Stated task
Give the records back in full, exactly as they read.

Material shown
--*--
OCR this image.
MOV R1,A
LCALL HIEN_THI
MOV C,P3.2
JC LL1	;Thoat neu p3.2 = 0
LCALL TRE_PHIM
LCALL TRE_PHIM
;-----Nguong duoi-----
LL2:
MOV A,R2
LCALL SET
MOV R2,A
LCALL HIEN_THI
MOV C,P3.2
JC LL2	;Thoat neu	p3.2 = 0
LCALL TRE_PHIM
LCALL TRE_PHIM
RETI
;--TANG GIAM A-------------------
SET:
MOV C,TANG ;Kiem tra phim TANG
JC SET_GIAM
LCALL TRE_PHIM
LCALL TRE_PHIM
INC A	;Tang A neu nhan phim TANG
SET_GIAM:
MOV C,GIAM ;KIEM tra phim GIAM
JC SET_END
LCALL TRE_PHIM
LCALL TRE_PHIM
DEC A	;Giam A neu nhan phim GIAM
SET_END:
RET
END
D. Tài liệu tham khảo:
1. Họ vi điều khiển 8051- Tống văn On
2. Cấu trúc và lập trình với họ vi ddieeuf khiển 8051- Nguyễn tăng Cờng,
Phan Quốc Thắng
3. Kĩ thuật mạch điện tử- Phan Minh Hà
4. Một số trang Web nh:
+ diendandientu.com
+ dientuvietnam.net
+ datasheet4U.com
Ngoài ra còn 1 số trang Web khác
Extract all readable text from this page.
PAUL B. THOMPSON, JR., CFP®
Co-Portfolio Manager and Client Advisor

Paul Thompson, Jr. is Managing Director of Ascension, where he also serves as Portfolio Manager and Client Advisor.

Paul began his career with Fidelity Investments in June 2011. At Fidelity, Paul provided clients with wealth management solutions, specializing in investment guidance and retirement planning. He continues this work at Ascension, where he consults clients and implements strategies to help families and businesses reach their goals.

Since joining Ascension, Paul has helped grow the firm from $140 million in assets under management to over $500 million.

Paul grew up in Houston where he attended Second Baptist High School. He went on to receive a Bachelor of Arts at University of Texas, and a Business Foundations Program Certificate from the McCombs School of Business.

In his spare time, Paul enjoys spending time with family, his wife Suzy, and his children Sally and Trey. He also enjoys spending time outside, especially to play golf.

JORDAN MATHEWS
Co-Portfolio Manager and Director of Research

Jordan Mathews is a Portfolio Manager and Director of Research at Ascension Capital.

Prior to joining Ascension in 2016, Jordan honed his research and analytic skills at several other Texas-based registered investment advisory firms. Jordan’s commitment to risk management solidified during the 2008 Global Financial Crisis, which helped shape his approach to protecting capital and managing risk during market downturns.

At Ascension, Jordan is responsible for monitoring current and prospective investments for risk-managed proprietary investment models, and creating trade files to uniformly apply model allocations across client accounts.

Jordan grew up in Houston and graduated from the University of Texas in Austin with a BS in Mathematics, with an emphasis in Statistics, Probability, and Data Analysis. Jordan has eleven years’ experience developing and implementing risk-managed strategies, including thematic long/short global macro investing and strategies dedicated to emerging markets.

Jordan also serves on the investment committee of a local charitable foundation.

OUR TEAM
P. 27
--*--
Response
OCR this image.
MOV R1,A
LCALL HIEN_THI
MOV C,P3.2
JC LL1	;Thoat neu p3.2 = 0
LCALL TRE_PHIM
LCALL TRE_PHIM
;-----Nguong duoi-----
LL2:
MOV A,R2
LCALL SET
MOV R2,A
LCALL HIEN_THI
MOV C,P3.2
JC LL2	;Thoat neu	p3.2 = 0
LCALL TRE_PHIM
LCALL TRE_PHIM
RETI
;--TANG GIAM A-------------------
SET:
MOV C,TANG ;Kiem tra phim TANG
JC SET_GIAM
LCALL TRE_PHIM
LCALL TRE_PHIM
INC A	;Tang A neu nhan phim TANG
SET_GIAM:
MOV C,GIAM ;KIEM tra phim GIAM
JC SET_END
LCALL TRE_PHIM
LCALL TRE_PHIM
DEC A	;Giam A neu nhan phim GIAM
SET_END:
RET
END
D. Tài liệu tham khảo:
1. Họ vi điều khiển 8051- Tống văn On
2. Cấu trúc và lập trình với họ vi ddieeuf khiển 8051- Nguyễn tăng Cờng,
Phan Quốc Thắng
3. Kĩ thuật mạch điện tử- Phan Minh Hà
4. Một số trang Web nh:
+ diendandientu.com
+ dientuvietnam.net
+ datasheet4U.com
Ngoài ra còn 1 số trang Web khác
Extract all readable text from this page.
PAUL B. THOMPSON, JR., CFP®
Co-Portfolio Manager and Client Advisor

Paul Thompson, Jr. is Managing Director of Ascension, where he also serves as Portfolio Manager and Client Advisor.

Paul began his career with Fidelity Investments in June 2011. At Fidelity, Paul provided clients with wealth management solutions, specializing in investment guidance and retirement planning. He continues this work at Ascension, where he consults clients and implements strategies to help families and businesses reach their goals.

Since joining Ascension, Paul has helped grow the firm from $140 million in assets under management to over $500 million.

Paul grew up in Houston where he attended Second Baptist High School. He went on to receive a Bachelor of Arts at University of Texas, and a Business Foundations Program Certificate from the McCombs School of Business.

In his spare time, Paul enjoys spending time with family, his wife Suzy, and his children Sally and Trey. He also enjoys spending time outside, especially to play golf.

JORDAN MATHEWS
Co-Portfolio Manager and Director of Research

Jordan Mathews is a Portfolio Manager and Director of Research at Ascension Capital.

Prior to joining Ascension in 2016, Jordan honed his research and analytic skills at several other Texas-based registered investment advisory firms. Jordan’s commitment to risk management solidified during the 2008 Global Financial Crisis, which helped shape his approach to protecting capital and managing risk during market downturns.

At Ascension, Jordan is responsible for monitoring current and prospective investments for risk-managed proprietary investment models, and creating trade files to uniformly apply model allocations across client accounts.

Jordan grew up in Houston and graduated from the University of Texas in Austin with a BS in Mathematics, with an emphasis in Statistics, Probability, and Data Analysis. Jordan has eleven years’ experience developing and implementing risk-managed strategies, including thematic long/short global macro investing and strategies dedicated to emerging markets.

Jordan also serves on the investment committee of a local charitable foundation.

OUR TEAM
P. 27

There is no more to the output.